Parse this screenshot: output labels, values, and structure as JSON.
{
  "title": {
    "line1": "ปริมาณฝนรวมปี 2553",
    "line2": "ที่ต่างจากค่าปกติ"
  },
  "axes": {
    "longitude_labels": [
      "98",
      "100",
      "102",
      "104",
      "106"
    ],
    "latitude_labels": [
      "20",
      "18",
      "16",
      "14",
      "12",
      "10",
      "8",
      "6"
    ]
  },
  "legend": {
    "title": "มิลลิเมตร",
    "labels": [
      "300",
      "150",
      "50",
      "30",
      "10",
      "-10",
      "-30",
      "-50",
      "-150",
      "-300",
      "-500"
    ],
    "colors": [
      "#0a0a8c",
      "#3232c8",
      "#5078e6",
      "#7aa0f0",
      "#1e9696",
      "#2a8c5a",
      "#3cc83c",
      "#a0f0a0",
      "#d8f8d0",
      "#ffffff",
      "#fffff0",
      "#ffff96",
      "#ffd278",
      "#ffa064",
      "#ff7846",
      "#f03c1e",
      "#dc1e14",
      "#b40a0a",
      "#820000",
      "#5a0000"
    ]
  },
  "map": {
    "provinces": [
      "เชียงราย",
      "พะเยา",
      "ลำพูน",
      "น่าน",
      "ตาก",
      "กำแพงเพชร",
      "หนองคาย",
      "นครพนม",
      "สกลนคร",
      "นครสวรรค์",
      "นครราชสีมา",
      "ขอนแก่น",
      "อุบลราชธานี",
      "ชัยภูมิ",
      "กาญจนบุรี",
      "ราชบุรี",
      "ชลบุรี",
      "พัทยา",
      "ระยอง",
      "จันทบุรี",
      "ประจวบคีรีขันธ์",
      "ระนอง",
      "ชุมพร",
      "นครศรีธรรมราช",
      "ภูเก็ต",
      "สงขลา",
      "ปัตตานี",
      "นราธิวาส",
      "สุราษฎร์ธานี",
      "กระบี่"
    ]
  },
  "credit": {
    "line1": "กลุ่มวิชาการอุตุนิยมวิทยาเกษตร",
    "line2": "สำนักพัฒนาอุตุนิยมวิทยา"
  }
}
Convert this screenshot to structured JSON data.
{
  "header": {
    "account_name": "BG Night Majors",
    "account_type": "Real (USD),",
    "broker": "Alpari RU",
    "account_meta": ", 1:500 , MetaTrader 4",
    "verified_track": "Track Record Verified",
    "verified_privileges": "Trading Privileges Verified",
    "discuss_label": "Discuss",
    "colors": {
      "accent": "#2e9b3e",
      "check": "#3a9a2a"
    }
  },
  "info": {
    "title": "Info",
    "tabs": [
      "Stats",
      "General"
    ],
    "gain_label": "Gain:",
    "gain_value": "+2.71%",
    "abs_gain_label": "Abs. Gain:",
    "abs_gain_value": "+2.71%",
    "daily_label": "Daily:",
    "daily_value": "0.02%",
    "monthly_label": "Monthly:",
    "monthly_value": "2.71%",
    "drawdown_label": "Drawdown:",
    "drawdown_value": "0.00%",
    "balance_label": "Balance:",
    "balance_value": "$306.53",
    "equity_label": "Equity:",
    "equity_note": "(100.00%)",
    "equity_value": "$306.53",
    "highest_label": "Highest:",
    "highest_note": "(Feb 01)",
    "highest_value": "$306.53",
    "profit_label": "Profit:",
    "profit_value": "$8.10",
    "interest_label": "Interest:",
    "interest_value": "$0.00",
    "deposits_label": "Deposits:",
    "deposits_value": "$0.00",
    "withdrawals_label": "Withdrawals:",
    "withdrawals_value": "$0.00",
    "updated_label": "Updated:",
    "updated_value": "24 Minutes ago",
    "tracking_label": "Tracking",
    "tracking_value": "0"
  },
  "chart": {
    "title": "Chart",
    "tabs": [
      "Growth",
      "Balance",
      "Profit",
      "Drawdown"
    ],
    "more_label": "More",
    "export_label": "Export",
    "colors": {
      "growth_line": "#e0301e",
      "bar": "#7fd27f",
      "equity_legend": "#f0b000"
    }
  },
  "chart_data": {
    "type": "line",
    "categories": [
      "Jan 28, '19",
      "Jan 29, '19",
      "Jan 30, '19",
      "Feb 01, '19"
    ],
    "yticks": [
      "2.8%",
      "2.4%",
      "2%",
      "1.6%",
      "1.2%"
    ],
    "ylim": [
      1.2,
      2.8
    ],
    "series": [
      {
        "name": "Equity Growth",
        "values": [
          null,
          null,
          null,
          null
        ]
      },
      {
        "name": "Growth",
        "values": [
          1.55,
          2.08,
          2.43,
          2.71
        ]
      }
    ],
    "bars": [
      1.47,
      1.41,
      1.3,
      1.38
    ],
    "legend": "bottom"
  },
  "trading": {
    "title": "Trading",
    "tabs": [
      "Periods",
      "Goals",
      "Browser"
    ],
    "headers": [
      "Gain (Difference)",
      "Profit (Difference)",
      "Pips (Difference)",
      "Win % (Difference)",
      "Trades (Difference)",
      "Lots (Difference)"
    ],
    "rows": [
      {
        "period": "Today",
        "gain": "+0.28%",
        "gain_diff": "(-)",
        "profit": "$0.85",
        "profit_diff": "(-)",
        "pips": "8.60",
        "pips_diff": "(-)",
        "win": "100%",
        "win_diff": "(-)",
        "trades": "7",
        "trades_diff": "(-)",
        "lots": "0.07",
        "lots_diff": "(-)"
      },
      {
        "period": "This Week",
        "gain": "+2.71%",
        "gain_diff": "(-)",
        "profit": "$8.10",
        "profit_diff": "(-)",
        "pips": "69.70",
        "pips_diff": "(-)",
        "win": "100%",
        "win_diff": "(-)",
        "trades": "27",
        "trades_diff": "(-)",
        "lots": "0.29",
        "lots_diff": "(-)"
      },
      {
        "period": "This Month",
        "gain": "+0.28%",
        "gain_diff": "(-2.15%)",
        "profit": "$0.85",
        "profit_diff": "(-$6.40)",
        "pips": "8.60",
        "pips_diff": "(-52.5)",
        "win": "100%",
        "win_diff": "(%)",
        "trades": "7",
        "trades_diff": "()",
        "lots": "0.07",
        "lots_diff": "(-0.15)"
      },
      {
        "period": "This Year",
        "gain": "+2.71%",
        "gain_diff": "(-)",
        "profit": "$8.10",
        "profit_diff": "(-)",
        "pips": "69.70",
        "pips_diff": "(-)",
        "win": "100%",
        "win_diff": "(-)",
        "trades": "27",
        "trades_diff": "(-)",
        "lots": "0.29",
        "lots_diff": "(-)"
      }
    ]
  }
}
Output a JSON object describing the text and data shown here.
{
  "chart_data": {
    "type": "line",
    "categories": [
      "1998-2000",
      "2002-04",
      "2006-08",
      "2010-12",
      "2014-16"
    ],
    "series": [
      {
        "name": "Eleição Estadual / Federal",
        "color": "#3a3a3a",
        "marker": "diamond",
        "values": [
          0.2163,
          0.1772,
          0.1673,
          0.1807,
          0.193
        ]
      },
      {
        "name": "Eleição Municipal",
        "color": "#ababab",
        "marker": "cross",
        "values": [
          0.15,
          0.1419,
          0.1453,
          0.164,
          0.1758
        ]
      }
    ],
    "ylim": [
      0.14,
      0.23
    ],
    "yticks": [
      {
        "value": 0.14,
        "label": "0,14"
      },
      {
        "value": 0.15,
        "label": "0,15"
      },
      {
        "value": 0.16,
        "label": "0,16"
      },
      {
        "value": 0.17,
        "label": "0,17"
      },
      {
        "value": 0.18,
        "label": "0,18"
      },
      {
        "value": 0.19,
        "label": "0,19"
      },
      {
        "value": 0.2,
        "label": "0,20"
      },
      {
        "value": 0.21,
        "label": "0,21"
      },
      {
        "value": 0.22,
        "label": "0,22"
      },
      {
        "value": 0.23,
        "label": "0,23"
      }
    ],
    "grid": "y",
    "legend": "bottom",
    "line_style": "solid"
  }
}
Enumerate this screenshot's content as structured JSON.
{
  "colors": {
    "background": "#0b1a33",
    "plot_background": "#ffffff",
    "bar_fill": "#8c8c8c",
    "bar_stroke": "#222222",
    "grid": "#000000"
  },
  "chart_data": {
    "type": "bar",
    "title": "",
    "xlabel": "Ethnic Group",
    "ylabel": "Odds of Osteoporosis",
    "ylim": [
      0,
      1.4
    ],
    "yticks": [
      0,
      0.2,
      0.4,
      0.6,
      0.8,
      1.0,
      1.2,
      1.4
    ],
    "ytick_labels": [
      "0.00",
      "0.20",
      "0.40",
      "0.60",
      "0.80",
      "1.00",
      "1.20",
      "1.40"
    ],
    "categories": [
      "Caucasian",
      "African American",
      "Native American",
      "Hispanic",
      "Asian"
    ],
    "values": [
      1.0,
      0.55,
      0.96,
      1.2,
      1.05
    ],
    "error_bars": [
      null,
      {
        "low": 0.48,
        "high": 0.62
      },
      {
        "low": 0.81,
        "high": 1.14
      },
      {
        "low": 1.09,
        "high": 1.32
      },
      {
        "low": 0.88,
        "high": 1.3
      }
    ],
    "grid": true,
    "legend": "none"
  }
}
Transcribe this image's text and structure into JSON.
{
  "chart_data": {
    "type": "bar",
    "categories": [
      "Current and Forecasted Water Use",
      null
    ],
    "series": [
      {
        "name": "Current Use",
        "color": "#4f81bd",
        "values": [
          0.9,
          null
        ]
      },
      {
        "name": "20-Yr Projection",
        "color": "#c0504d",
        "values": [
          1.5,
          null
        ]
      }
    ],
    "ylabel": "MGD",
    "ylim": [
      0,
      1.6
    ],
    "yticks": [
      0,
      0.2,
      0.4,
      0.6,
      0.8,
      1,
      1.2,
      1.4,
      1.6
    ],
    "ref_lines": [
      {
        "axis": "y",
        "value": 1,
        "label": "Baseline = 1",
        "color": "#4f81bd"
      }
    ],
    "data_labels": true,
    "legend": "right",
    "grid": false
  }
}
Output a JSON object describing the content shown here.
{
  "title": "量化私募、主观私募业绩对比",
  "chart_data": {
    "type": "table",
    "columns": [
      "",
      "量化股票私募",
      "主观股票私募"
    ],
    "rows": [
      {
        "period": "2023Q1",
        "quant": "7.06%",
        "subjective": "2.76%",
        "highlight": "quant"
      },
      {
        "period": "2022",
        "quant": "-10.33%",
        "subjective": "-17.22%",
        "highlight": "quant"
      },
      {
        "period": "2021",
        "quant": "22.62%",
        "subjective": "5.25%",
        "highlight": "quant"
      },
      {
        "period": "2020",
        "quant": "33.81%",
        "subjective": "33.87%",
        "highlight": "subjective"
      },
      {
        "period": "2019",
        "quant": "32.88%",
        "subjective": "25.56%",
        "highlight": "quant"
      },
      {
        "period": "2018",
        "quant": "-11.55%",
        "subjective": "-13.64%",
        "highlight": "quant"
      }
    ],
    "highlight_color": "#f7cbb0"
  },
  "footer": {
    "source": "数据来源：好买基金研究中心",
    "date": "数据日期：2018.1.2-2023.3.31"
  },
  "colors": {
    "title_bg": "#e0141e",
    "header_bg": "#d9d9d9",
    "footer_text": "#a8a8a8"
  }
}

■ ■ ■

Required task -> Search the data above for lines holding "Verified" and copy each of them.

The result ->
    "verified_track": "Track Record Verified",
    "verified_privileges": "Trading Privileges Verified",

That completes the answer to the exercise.